*Written exercise*
Seek out every line containing the word "siehe", and copy each.

[Saved entries]
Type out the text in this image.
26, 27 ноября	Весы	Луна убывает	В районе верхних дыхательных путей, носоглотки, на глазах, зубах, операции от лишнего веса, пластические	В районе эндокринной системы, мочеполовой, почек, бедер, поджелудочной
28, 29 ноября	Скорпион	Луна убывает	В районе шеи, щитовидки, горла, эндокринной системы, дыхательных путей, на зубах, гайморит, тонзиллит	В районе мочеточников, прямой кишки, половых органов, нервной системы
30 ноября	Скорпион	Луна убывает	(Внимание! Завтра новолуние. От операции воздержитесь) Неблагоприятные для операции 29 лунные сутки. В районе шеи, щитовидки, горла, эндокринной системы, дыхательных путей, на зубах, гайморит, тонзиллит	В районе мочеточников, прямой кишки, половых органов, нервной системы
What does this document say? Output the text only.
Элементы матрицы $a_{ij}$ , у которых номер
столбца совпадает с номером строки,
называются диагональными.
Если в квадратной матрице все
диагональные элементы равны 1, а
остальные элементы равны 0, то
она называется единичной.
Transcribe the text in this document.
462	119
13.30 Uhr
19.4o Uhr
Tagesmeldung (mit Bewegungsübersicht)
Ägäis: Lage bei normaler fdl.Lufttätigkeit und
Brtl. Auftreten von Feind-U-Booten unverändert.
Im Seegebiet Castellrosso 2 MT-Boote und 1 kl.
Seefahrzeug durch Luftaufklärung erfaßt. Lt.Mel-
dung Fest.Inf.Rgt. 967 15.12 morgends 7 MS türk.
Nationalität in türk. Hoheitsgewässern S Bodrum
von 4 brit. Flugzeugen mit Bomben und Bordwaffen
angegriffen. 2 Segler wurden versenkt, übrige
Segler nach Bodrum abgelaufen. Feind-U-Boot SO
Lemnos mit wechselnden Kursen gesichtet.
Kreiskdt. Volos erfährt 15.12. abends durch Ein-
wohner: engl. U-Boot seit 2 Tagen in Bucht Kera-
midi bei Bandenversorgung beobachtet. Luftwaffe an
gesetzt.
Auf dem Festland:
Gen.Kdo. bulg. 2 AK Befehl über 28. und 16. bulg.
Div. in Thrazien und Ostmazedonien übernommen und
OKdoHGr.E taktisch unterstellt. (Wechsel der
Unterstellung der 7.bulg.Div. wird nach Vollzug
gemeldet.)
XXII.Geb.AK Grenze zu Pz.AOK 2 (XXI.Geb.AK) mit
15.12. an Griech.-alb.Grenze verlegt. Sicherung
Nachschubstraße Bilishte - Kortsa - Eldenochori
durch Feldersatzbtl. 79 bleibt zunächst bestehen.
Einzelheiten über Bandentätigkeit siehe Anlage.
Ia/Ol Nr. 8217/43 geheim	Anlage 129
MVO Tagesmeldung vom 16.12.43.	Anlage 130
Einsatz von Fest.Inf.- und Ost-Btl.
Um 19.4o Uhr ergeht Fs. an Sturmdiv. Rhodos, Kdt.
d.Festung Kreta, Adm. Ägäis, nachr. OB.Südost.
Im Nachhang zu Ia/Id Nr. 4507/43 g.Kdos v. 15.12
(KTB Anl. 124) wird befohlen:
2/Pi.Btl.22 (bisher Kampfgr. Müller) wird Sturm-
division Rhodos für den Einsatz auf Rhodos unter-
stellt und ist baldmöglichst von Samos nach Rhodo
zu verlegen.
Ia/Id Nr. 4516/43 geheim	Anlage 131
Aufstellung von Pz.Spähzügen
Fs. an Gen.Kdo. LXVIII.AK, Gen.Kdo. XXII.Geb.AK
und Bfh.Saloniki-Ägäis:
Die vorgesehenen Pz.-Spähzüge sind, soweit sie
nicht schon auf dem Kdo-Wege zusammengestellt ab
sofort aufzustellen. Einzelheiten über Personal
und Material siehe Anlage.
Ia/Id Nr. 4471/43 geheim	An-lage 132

*Solution to the problem*
Einzelheiten über Bandentätigkeit siehe Anlage.
und Material siehe Anlage.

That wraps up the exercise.